- _Written exercise_
Pull out every line below containing the word "system".

- _Available data_
------------

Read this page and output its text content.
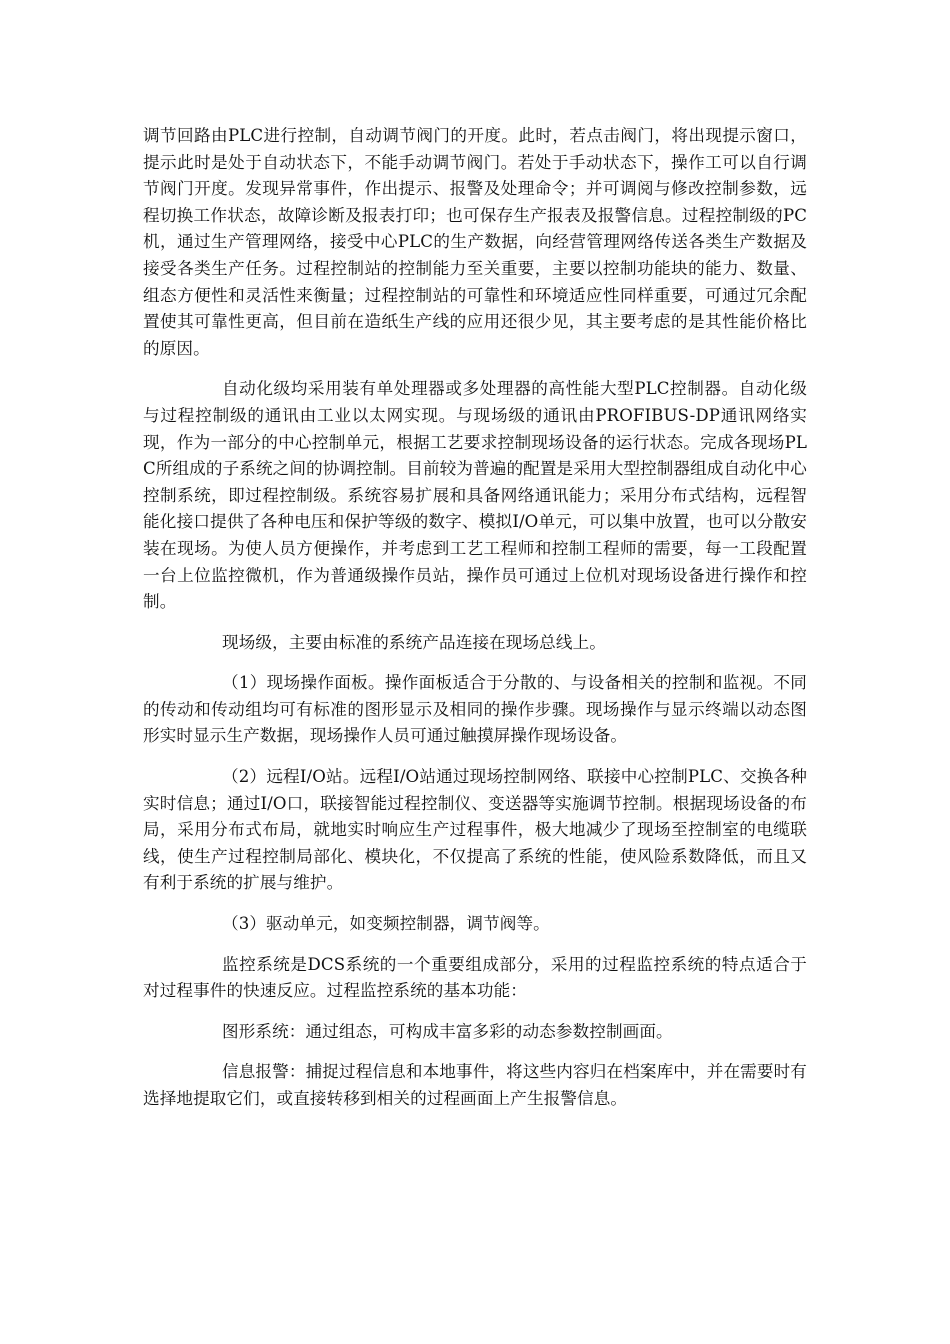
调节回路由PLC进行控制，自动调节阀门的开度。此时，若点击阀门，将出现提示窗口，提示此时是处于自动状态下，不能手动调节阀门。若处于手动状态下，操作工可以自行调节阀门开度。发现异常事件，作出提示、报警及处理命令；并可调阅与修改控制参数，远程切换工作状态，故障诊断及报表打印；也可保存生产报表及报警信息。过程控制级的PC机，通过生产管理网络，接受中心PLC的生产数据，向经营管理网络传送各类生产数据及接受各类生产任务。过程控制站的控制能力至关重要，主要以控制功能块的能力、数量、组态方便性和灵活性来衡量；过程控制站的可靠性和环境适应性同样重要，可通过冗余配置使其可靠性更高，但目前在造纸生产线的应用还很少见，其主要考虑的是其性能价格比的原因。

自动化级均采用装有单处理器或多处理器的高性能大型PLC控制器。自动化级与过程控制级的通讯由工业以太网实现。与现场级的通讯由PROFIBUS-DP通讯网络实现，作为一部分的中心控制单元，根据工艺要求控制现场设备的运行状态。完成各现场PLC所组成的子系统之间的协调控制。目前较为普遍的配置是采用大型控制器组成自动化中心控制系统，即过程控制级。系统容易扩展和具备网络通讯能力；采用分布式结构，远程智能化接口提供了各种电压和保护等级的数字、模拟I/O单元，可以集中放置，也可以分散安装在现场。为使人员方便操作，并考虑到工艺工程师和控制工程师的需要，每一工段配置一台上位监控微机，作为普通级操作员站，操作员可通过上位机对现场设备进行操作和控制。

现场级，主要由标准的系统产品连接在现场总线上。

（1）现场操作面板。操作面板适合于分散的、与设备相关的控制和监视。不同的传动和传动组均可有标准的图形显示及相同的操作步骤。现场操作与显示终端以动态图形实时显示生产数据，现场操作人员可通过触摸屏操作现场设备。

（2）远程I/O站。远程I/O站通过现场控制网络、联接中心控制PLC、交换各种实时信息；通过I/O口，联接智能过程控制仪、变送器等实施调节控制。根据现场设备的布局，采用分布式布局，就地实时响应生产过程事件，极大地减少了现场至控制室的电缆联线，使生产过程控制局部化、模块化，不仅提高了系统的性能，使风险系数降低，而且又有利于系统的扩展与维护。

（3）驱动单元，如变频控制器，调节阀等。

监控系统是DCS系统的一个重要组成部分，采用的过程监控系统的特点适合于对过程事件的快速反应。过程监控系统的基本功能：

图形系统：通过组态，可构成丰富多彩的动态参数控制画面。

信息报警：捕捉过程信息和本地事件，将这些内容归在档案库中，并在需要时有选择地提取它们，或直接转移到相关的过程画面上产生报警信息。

------------

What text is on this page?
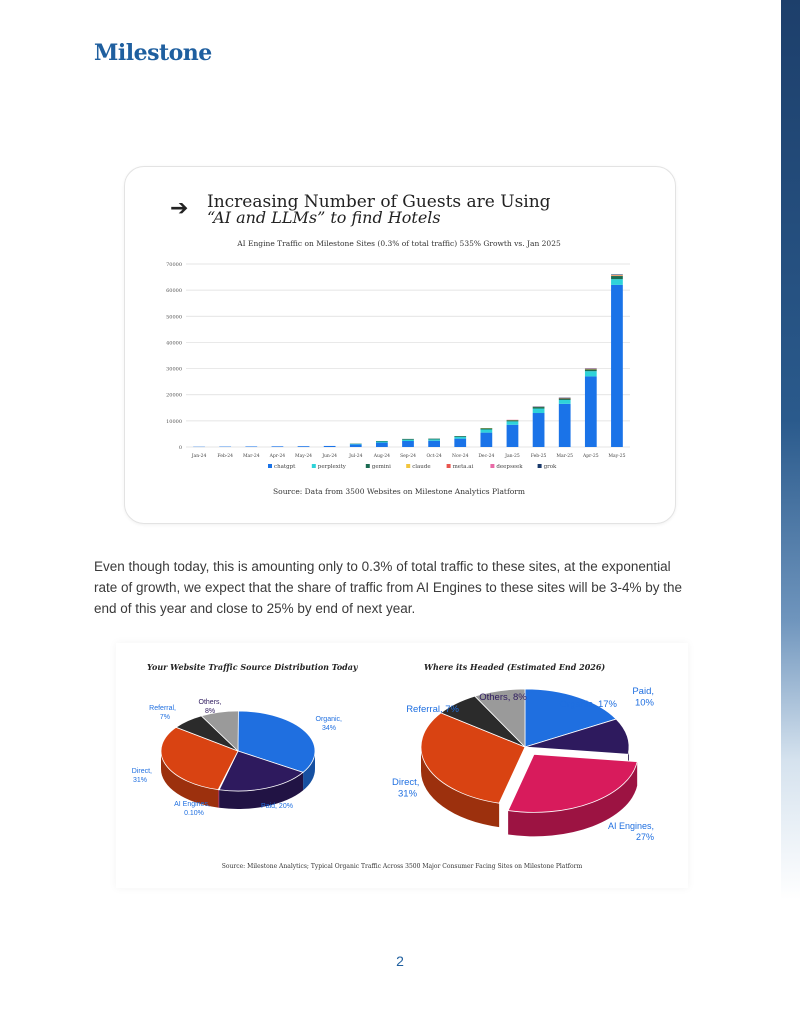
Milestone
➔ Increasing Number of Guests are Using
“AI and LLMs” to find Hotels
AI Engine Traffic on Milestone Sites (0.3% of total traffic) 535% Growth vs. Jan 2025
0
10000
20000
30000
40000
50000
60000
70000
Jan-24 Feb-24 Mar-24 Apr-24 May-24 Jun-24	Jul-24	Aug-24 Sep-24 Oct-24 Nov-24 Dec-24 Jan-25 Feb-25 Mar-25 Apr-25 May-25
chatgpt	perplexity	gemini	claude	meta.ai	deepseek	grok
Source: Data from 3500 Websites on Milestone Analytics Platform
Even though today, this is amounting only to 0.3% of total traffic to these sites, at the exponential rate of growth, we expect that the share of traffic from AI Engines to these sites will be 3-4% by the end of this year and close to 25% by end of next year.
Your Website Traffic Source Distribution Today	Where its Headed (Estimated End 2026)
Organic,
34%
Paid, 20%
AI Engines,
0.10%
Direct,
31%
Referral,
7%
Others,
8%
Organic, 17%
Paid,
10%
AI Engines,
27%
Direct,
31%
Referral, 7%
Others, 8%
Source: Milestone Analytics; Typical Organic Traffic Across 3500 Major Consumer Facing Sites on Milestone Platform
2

------------

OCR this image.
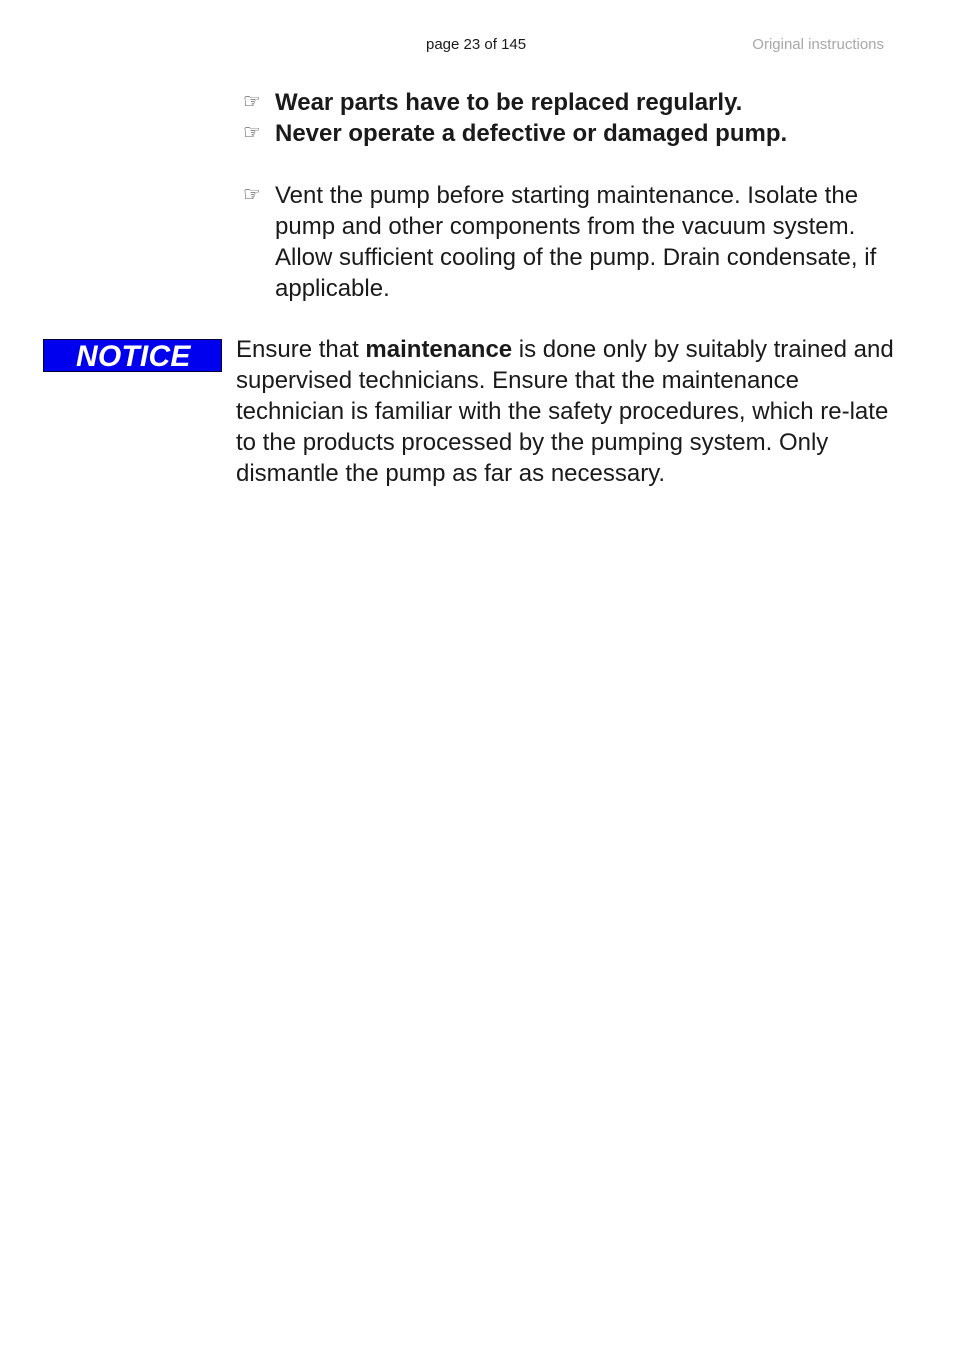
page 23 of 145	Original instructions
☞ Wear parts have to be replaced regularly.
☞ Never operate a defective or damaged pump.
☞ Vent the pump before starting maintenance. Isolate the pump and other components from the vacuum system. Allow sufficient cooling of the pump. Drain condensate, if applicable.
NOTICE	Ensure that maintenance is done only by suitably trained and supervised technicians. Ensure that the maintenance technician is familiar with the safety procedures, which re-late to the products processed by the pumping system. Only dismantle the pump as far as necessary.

------------

- _Task solution_
☞ Vent the pump before starting maintenance. Isolate the pump and other components from the vacuum system. Allow sufficient cooling of the pump. Drain condensate, if applicable.
NOTICE	Ensure that maintenance is done only by suitably trained and supervised technicians. Ensure that the maintenance technician is familiar with the safety procedures, which re-late to the products processed by the pumping system. Only dismantle the pump as far as necessary.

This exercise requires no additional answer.